* begin Stored rows *

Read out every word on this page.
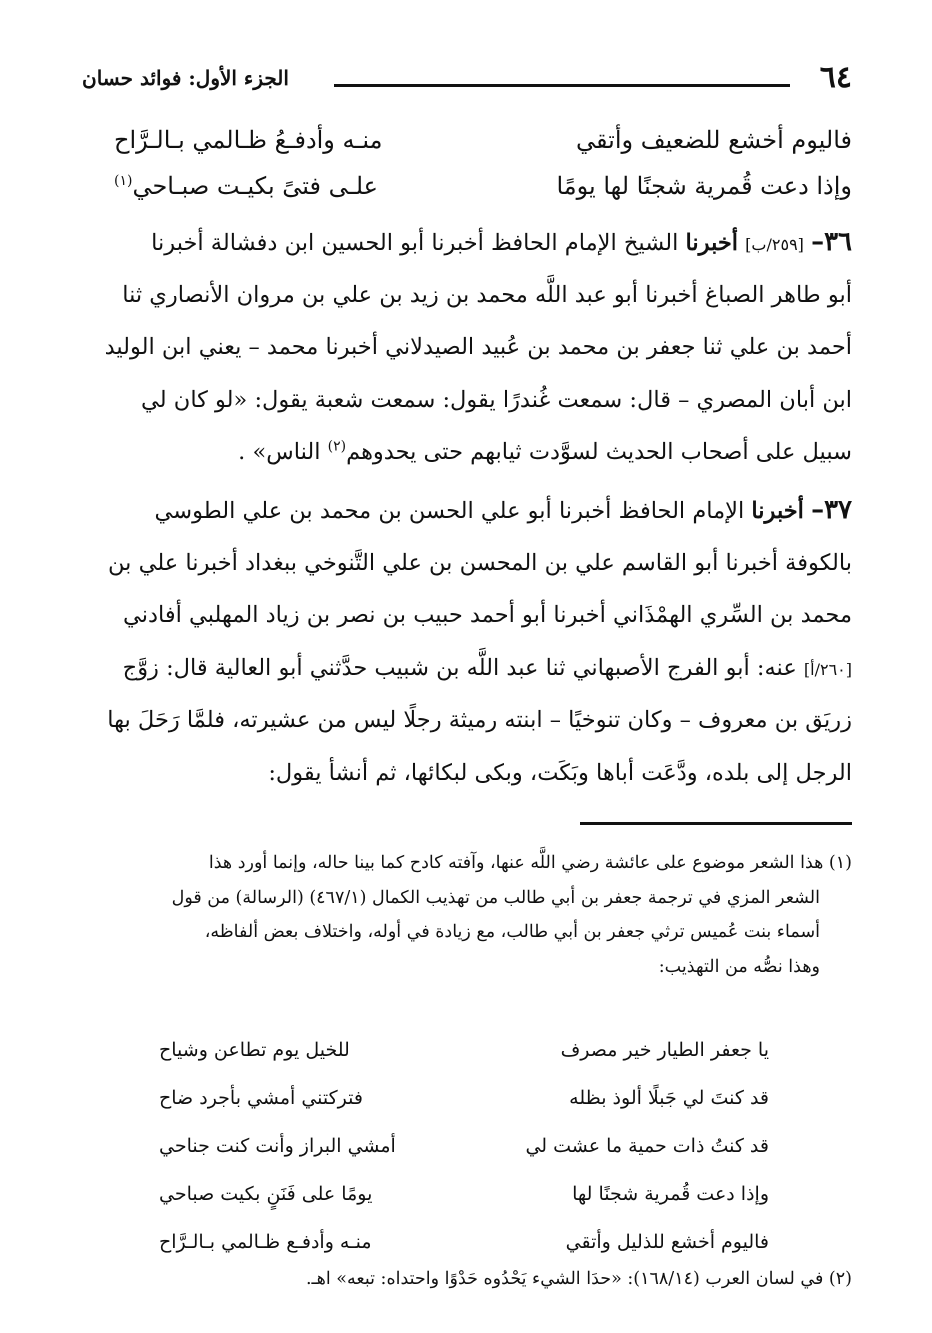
٦٤
الجزء الأول: فوائد حسان
فاليوم أخشع للضعيف وأتقي
منـه وأدفـعُ ظـالمي بـالـرَّاح
وإذا دعت قُمرية شجنًا لها يومًا
علـى فتىً بكيـت صبـاحي$^{(١)}$
٣٦– [٢٥٩/ب] أخبرنا الشيخ الإمام الحافظ أخبرنا أبو الحسين ابن دفشالة أخبرنا
أبو طاهر الصباغ أخبرنا أبو عبد اللَّه محمد بن زيد بن علي بن مروان الأنصاري ثنا
أحمد بن علي ثنا جعفر بن محمد بن عُبيد الصيدلاني أخبرنا محمد – يعني ابن الوليد
ابن أبان المصري – قال: سمعت غُندرًا يقول: سمعت شعبة يقول: «لو كان لي
سبيل على أصحاب الحديث لسوَّدت ثيابهم حتى يحدوهم$^{(٢)}$ الناس» .
٣٧– أخبرنا الإمام الحافظ أخبرنا أبو علي الحسن بن محمد بن علي الطوسي
بالكوفة أخبرنا أبو القاسم علي بن المحسن بن علي التَّنوخي ببغداد أخبرنا علي بن
محمد بن السِّري الهمْذَاني أخبرنا أبو أحمد حبيب بن نصر بن زياد المهلبي أفادني
[٢٦٠/أ] عنه: أبو الفرج الأصبهاني ثنا عبد اللَّه بن شبيب حدَّثني أبو العالية قال: زوَّج
زريَق بن معروف – وكان تنوخيًا – ابنته رميثة رجلًا ليس من عشيرته، فلمَّا رَحَلَ بها
الرجل إلى بلده، ودَّعَت أباها وبَكَت، وبكى لبكائها، ثم أنشأ يقول:
(١) هذا الشعر موضوع على عائشة رضي اللَّه عنها، وآفته كادح كما بينا حاله، وإنما أورد هذا
الشعر المزي في ترجمة جعفر بن أبي طالب من تهذيب الكمال (٤٦٧/١) (الرسالة) من قول
أسماء بنت عُميس ترثي جعفر بن أبي طالب، مع زيادة في أوله، واختلاف بعض ألفاظه،
وهذا نصُّه من التهذيب:
يا جعفر الطيار خير مصرف
للخيل يوم تطاعن وشياح
قد كنتَ لي جَبلًا ألوذ بظله
فتركتني أمشي بأجرد ضاح
قد كنتُ ذات حمية ما عشت لي
أمشي البراز وأنت كنت جناحي
وإذا دعت قُمرية شجنًا لها
يومًا على فَنَنٍ بكيت صباحي
فاليوم أخشع للذليل وأتقي
منـه وأدفـع ظـالمي بـالـرَّاح
(٢) في لسان العرب (١٦٨/١٤): «حدَا الشيء يَحْدُوه حَدْوًا واحتداه: تبعه» اهـ.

* end Stored rows *

◆ What the task asks ◆
Every record is to be reproduced exactly, with no pictures included.

◆ Solution for this problem ◆
Read out every word on this page.
٦٤
الجزء الأول: فوائد حسان
فاليوم أخشع للضعيف وأتقي
منـه وأدفـعُ ظـالمي بـالـرَّاح
وإذا دعت قُمرية شجنًا لها يومًا
علـى فتىً بكيـت صبـاحي$^{(١)}$
٣٦– [٢٥٩/ب] أخبرنا الشيخ الإمام الحافظ أخبرنا أبو الحسين ابن دفشالة أخبرنا
أبو طاهر الصباغ أخبرنا أبو عبد اللَّه محمد بن زيد بن علي بن مروان الأنصاري ثنا
أحمد بن علي ثنا جعفر بن محمد بن عُبيد الصيدلاني أخبرنا محمد – يعني ابن الوليد
ابن أبان المصري – قال: سمعت غُندرًا يقول: سمعت شعبة يقول: «لو كان لي
سبيل على أصحاب الحديث لسوَّدت ثيابهم حتى يحدوهم$^{(٢)}$ الناس» .
٣٧– أخبرنا الإمام الحافظ أخبرنا أبو علي الحسن بن محمد بن علي الطوسي
بالكوفة أخبرنا أبو القاسم علي بن المحسن بن علي التَّنوخي ببغداد أخبرنا علي بن
محمد بن السِّري الهمْذَاني أخبرنا أبو أحمد حبيب بن نصر بن زياد المهلبي أفادني
[٢٦٠/أ] عنه: أبو الفرج الأصبهاني ثنا عبد اللَّه بن شبيب حدَّثني أبو العالية قال: زوَّج
زريَق بن معروف – وكان تنوخيًا – ابنته رميثة رجلًا ليس من عشيرته، فلمَّا رَحَلَ بها
الرجل إلى بلده، ودَّعَت أباها وبَكَت، وبكى لبكائها، ثم أنشأ يقول:
(١) هذا الشعر موضوع على عائشة رضي اللَّه عنها، وآفته كادح كما بينا حاله، وإنما أورد هذا
الشعر المزي في ترجمة جعفر بن أبي طالب من تهذيب الكمال (٤٦٧/١) (الرسالة) من قول
أسماء بنت عُميس ترثي جعفر بن أبي طالب، مع زيادة في أوله، واختلاف بعض ألفاظه،
وهذا نصُّه من التهذيب:
يا جعفر الطيار خير مصرف
للخيل يوم تطاعن وشياح
قد كنتَ لي جَبلًا ألوذ بظله
فتركتني أمشي بأجرد ضاح
قد كنتُ ذات حمية ما عشت لي
أمشي البراز وأنت كنت جناحي
وإذا دعت قُمرية شجنًا لها
يومًا على فَنَنٍ بكيت صباحي
فاليوم أخشع للذليل وأتقي
منـه وأدفـع ظـالمي بـالـرَّاح
(٢) في لسان العرب (١٦٨/١٤): «حدَا الشيء يَحْدُوه حَدْوًا واحتداه: تبعه» اهـ.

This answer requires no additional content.